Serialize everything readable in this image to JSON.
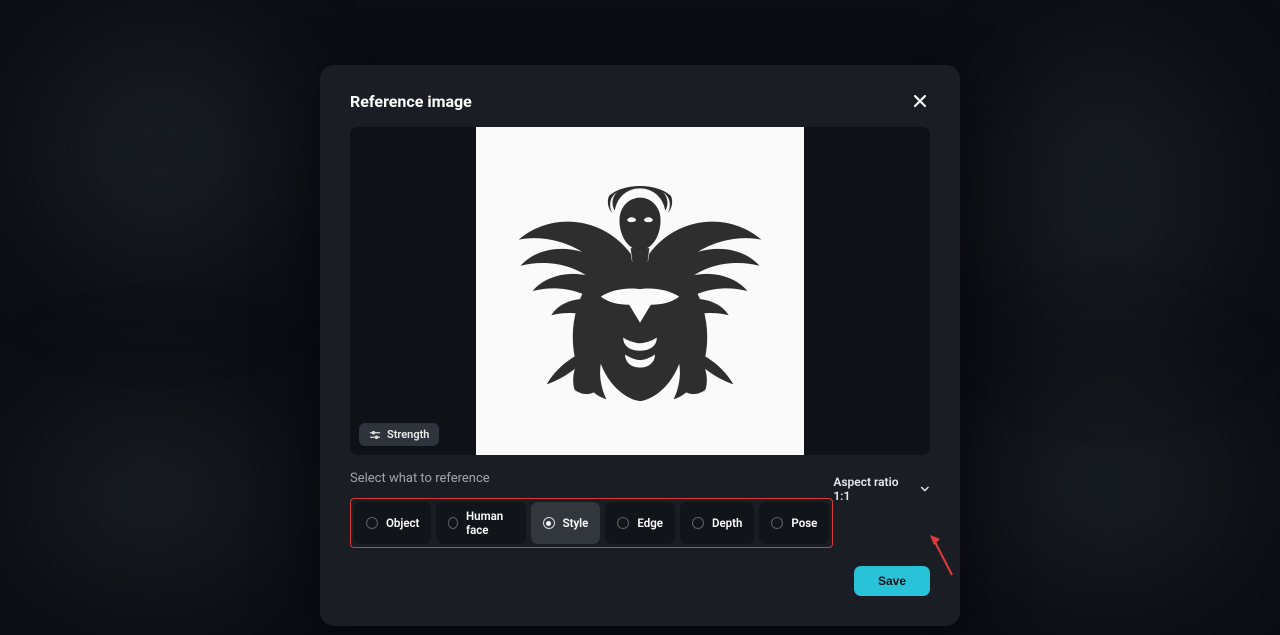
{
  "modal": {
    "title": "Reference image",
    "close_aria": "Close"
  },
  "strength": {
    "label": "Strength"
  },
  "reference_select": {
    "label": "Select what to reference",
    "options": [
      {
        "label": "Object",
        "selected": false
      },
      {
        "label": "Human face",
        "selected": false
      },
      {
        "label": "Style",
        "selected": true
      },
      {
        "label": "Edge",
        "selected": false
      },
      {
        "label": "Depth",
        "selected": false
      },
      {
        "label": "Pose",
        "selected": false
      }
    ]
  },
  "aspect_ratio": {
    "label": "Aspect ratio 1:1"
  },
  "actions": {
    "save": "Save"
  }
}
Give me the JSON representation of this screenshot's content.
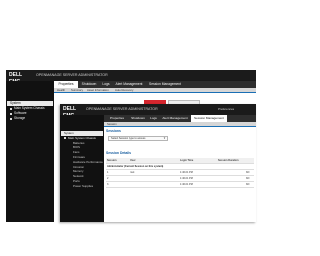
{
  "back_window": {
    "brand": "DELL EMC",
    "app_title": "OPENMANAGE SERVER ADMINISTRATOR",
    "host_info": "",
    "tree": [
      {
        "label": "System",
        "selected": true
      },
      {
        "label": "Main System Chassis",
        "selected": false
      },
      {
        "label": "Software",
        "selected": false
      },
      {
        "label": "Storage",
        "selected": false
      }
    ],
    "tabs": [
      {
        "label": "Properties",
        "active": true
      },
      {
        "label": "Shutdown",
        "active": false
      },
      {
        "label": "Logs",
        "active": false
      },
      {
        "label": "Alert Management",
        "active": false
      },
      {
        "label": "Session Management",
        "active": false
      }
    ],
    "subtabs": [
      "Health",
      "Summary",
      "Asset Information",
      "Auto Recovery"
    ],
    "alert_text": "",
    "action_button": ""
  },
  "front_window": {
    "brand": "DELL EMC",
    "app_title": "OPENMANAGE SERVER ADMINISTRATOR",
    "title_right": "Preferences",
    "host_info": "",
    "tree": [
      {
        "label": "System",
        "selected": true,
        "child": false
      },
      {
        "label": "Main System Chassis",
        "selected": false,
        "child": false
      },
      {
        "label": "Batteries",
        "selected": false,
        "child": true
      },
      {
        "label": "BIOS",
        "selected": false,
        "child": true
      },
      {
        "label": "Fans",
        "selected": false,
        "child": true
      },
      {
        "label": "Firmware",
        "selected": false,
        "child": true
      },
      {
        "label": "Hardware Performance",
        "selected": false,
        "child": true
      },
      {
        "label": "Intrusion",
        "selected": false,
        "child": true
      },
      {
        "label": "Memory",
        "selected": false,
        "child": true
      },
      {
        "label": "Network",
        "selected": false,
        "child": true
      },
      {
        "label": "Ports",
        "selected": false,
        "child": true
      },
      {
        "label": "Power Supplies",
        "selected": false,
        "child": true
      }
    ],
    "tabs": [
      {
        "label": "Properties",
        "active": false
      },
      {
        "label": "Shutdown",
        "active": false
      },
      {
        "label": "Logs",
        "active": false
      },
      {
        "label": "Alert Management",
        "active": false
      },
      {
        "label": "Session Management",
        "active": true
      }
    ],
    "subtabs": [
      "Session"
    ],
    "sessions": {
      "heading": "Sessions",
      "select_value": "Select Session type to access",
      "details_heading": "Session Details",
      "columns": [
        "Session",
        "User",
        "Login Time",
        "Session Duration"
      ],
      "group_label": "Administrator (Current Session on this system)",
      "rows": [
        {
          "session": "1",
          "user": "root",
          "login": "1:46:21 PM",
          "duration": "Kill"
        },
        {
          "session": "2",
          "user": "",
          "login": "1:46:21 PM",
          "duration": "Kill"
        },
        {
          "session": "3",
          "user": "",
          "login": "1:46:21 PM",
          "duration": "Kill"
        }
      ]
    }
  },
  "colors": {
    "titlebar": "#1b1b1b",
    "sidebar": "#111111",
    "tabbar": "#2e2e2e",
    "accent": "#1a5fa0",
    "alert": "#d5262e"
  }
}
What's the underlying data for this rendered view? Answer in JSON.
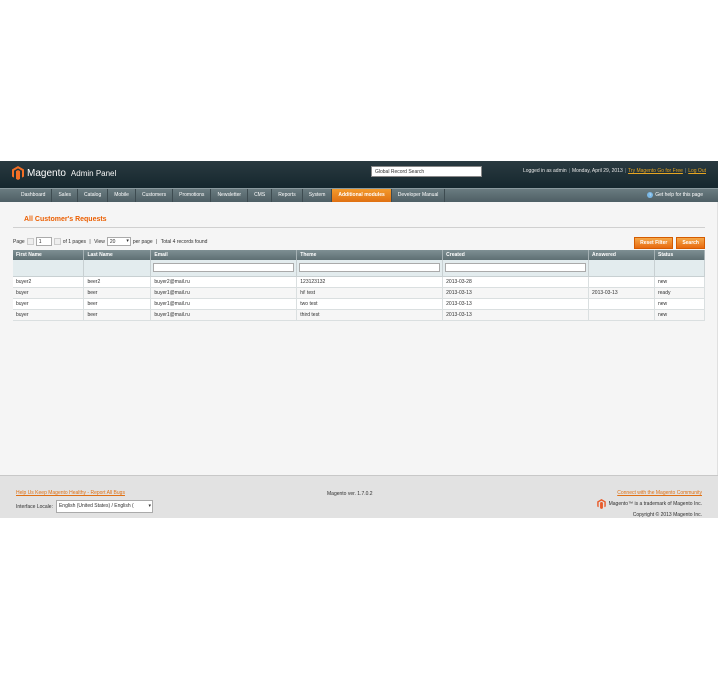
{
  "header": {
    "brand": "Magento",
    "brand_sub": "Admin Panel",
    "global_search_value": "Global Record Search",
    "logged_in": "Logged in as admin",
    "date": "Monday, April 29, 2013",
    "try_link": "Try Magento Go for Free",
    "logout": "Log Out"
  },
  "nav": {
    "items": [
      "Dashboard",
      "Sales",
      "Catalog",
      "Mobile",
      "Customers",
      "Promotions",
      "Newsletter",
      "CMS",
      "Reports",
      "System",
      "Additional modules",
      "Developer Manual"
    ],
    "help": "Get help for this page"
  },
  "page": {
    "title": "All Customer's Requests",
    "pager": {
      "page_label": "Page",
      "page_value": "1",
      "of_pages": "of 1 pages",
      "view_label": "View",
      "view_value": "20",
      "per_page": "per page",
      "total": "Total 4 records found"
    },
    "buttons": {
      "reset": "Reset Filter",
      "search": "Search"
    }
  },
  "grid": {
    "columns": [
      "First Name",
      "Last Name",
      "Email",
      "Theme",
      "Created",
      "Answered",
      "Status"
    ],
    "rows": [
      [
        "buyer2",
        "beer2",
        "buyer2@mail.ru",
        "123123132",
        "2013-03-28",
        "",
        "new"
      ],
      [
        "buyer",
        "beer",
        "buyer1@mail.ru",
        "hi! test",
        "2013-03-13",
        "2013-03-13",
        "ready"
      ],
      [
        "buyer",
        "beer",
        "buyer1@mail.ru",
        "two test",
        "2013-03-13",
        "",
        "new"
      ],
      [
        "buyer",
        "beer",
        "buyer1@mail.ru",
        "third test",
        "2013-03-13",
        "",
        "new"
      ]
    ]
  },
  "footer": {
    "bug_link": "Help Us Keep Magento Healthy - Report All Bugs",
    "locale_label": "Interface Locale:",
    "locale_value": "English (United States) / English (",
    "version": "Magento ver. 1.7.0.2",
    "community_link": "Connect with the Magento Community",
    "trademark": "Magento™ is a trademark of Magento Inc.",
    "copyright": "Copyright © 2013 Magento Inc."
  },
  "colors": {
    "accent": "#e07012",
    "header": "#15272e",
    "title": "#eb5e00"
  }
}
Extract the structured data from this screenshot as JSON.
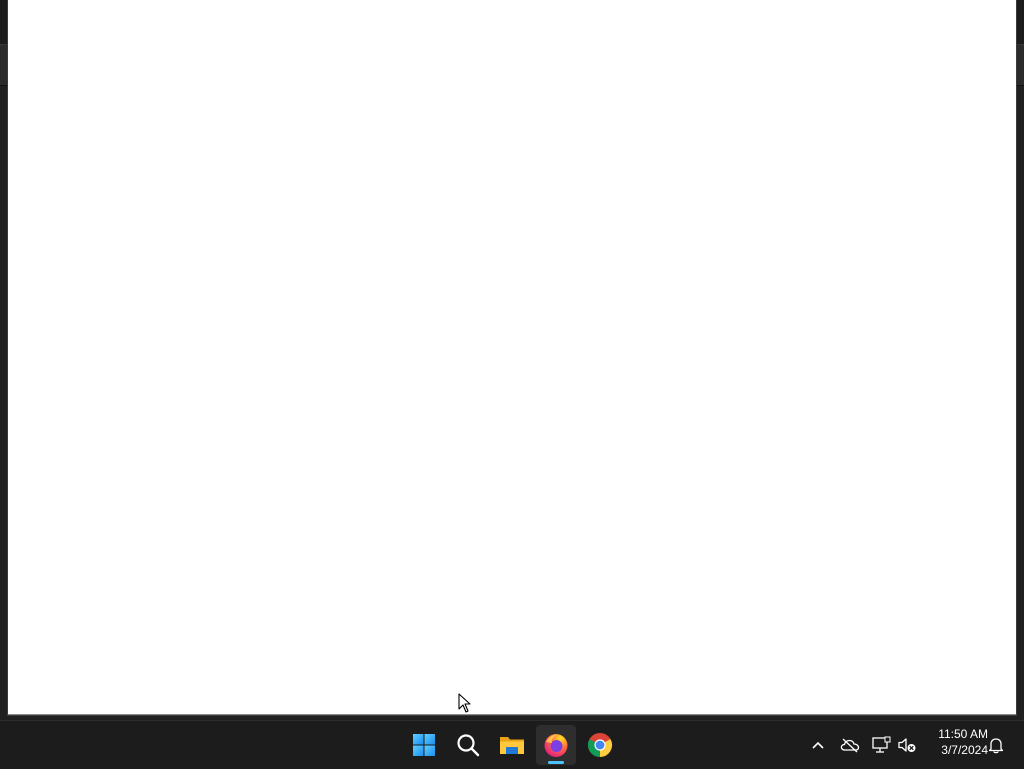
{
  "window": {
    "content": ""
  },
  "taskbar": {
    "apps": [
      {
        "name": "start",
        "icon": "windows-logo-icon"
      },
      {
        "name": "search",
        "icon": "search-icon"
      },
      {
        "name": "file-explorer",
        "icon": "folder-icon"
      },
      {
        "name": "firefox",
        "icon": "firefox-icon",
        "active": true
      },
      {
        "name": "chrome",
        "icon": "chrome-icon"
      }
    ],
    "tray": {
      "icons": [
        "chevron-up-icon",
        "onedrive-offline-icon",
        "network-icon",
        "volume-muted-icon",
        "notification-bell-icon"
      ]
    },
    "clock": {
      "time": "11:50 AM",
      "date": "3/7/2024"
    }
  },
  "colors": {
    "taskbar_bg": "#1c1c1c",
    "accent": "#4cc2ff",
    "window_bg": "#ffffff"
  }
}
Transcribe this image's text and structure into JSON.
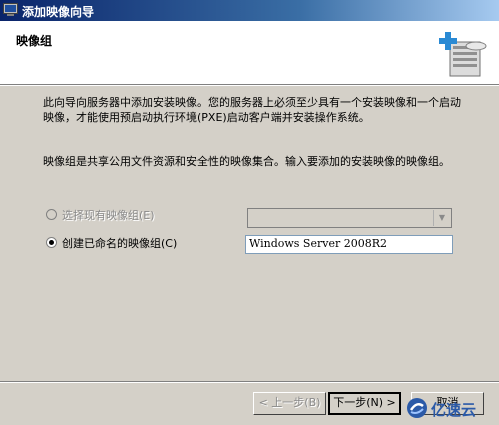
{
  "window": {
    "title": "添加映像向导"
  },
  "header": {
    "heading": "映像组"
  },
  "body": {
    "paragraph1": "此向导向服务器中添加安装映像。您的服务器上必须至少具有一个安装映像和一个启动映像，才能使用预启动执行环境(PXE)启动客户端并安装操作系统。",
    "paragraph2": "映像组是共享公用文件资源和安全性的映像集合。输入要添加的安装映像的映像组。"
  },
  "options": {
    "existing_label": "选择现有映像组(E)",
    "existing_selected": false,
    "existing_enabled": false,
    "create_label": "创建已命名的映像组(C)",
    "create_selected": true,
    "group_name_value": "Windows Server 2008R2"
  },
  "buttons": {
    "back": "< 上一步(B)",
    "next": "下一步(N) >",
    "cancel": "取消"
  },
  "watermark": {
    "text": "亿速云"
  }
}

▸ **AIM**: Return each line exactly as written. Any picture gets left out.

▸ **EXPECTED OUTPUT**:
Serialize everything readable in this image to JSON.
{
  "modal": {
    "title": "Reference image",
    "close_aria": "Close"
  },
  "strength": {
    "label": "Strength"
  },
  "reference_select": {
    "label": "Select what to reference",
    "options": [
      {
        "label": "Object",
        "selected": false
      },
      {
        "label": "Human face",
        "selected": false
      },
      {
        "label": "Style",
        "selected": true
      },
      {
        "label": "Edge",
        "selected": false
      },
      {
        "label": "Depth",
        "selected": false
      },
      {
        "label": "Pose",
        "selected": false
      }
    ]
  },
  "aspect_ratio": {
    "label": "Aspect ratio 1:1"
  },
  "actions": {
    "save": "Save"
  }
}
Give me the JSON representation of this screenshot's content.
{
  "back_window": {
    "brand": "DELL EMC",
    "app_title": "OPENMANAGE SERVER ADMINISTRATOR",
    "host_info": "",
    "tree": [
      {
        "label": "System",
        "selected": true
      },
      {
        "label": "Main System Chassis",
        "selected": false
      },
      {
        "label": "Software",
        "selected": false
      },
      {
        "label": "Storage",
        "selected": false
      }
    ],
    "tabs": [
      {
        "label": "Properties",
        "active": true
      },
      {
        "label": "Shutdown",
        "active": false
      },
      {
        "label": "Logs",
        "active": false
      },
      {
        "label": "Alert Management",
        "active": false
      },
      {
        "label": "Session Management",
        "active": false
      }
    ],
    "subtabs": [
      "Health",
      "Summary",
      "Asset Information",
      "Auto Recovery"
    ],
    "alert_text": "",
    "action_button": ""
  },
  "front_window": {
    "brand": "DELL EMC",
    "app_title": "OPENMANAGE SERVER ADMINISTRATOR",
    "title_right": "Preferences",
    "host_info": "",
    "tree": [
      {
        "label": "System",
        "selected": true,
        "child": false
      },
      {
        "label": "Main System Chassis",
        "selected": false,
        "child": false
      },
      {
        "label": "Batteries",
        "selected": false,
        "child": true
      },
      {
        "label": "BIOS",
        "selected": false,
        "child": true
      },
      {
        "label": "Fans",
        "selected": false,
        "child": true
      },
      {
        "label": "Firmware",
        "selected": false,
        "child": true
      },
      {
        "label": "Hardware Performance",
        "selected": false,
        "child": true
      },
      {
        "label": "Intrusion",
        "selected": false,
        "child": true
      },
      {
        "label": "Memory",
        "selected": false,
        "child": true
      },
      {
        "label": "Network",
        "selected": false,
        "child": true
      },
      {
        "label": "Ports",
        "selected": false,
        "child": true
      },
      {
        "label": "Power Supplies",
        "selected": false,
        "child": true
      }
    ],
    "tabs": [
      {
        "label": "Properties",
        "active": false
      },
      {
        "label": "Shutdown",
        "active": false
      },
      {
        "label": "Logs",
        "active": false
      },
      {
        "label": "Alert Management",
        "active": false
      },
      {
        "label": "Session Management",
        "active": true
      }
    ],
    "subtabs": [
      "Session"
    ],
    "sessions": {
      "heading": "Sessions",
      "select_value": "Select Session type to access",
      "details_heading": "Session Details",
      "columns": [
        "Session",
        "User",
        "Login Time",
        "Session Duration"
      ],
      "group_label": "Administrator (Current Session on this system)",
      "rows": [
        {
          "session": "1",
          "user": "root",
          "login": "1:46:21 PM",
          "duration": "Kill"
        },
        {
          "session": "2",
          "user": "",
          "login": "1:46:21 PM",
          "duration": "Kill"
        },
        {
          "session": "3",
          "user": "",
          "login": "1:46:21 PM",
          "duration": "Kill"
        }
      ]
    }
  },
  "colors": {
    "titlebar": "#1b1b1b",
    "sidebar": "#111111",
    "tabbar": "#2e2e2e",
    "accent": "#1a5fa0",
    "alert": "#d5262e"
  }
}
What's the underlying data for this rendered view? Answer in JSON.
{
  "header": {
    "brand": "Magento",
    "brand_sub": "Admin Panel",
    "global_search_value": "Global Record Search",
    "logged_in": "Logged in as admin",
    "date": "Monday, April 29, 2013",
    "try_link": "Try Magento Go for Free",
    "logout": "Log Out"
  },
  "nav": {
    "items": [
      "Dashboard",
      "Sales",
      "Catalog",
      "Mobile",
      "Customers",
      "Promotions",
      "Newsletter",
      "CMS",
      "Reports",
      "System",
      "Additional modules",
      "Developer Manual"
    ],
    "help": "Get help for this page"
  },
  "page": {
    "title": "All Customer's Requests",
    "pager": {
      "page_label": "Page",
      "page_value": "1",
      "of_pages": "of 1 pages",
      "view_label": "View",
      "view_value": "20",
      "per_page": "per page",
      "total": "Total 4 records found"
    },
    "buttons": {
      "reset": "Reset Filter",
      "search": "Search"
    }
  },
  "grid": {
    "columns": [
      "First Name",
      "Last Name",
      "Email",
      "Theme",
      "Created",
      "Answered",
      "Status"
    ],
    "rows": [
      [
        "buyer2",
        "beer2",
        "buyer2@mail.ru",
        "123123132",
        "2013-03-28",
        "",
        "new"
      ],
      [
        "buyer",
        "beer",
        "buyer1@mail.ru",
        "hi! test",
        "2013-03-13",
        "2013-03-13",
        "ready"
      ],
      [
        "buyer",
        "beer",
        "buyer1@mail.ru",
        "two test",
        "2013-03-13",
        "",
        "new"
      ],
      [
        "buyer",
        "beer",
        "buyer1@mail.ru",
        "third test",
        "2013-03-13",
        "",
        "new"
      ]
    ]
  },
  "footer": {
    "bug_link": "Help Us Keep Magento Healthy - Report All Bugs",
    "locale_label": "Interface Locale:",
    "locale_value": "English (United States) / English (",
    "version": "Magento ver. 1.7.0.2",
    "community_link": "Connect with the Magento Community",
    "trademark": "Magento™ is a trademark of Magento Inc.",
    "copyright": "Copyright © 2013 Magento Inc."
  },
  "colors": {
    "accent": "#e07012",
    "header": "#15272e",
    "title": "#eb5e00"
  }
}
Extract the structured data from this screenshot as JSON.
{
  "window": {
    "content": ""
  },
  "taskbar": {
    "apps": [
      {
        "name": "start",
        "icon": "windows-logo-icon"
      },
      {
        "name": "search",
        "icon": "search-icon"
      },
      {
        "name": "file-explorer",
        "icon": "folder-icon"
      },
      {
        "name": "firefox",
        "icon": "firefox-icon",
        "active": true
      },
      {
        "name": "chrome",
        "icon": "chrome-icon"
      }
    ],
    "tray": {
      "icons": [
        "chevron-up-icon",
        "onedrive-offline-icon",
        "network-icon",
        "volume-muted-icon",
        "notification-bell-icon"
      ]
    },
    "clock": {
      "time": "11:50 AM",
      "date": "3/7/2024"
    }
  },
  "colors": {
    "taskbar_bg": "#1c1c1c",
    "accent": "#4cc2ff",
    "window_bg": "#ffffff"
  }
}
Transcribe this image's text and structure into JSON.
{
  "window": {
    "title": "添加映像向导"
  },
  "header": {
    "heading": "映像组"
  },
  "body": {
    "paragraph1": "此向导向服务器中添加安装映像。您的服务器上必须至少具有一个安装映像和一个启动映像，才能使用预启动执行环境(PXE)启动客户端并安装操作系统。",
    "paragraph2": "映像组是共享公用文件资源和安全性的映像集合。输入要添加的安装映像的映像组。"
  },
  "options": {
    "existing_label": "选择现有映像组(E)",
    "existing_selected": false,
    "existing_enabled": false,
    "create_label": "创建已命名的映像组(C)",
    "create_selected": true,
    "group_name_value": "Windows Server 2008R2"
  },
  "buttons": {
    "back": "< 上一步(B)",
    "next": "下一步(N) >",
    "cancel": "取消"
  },
  "watermark": {
    "text": "亿速云"
  }
}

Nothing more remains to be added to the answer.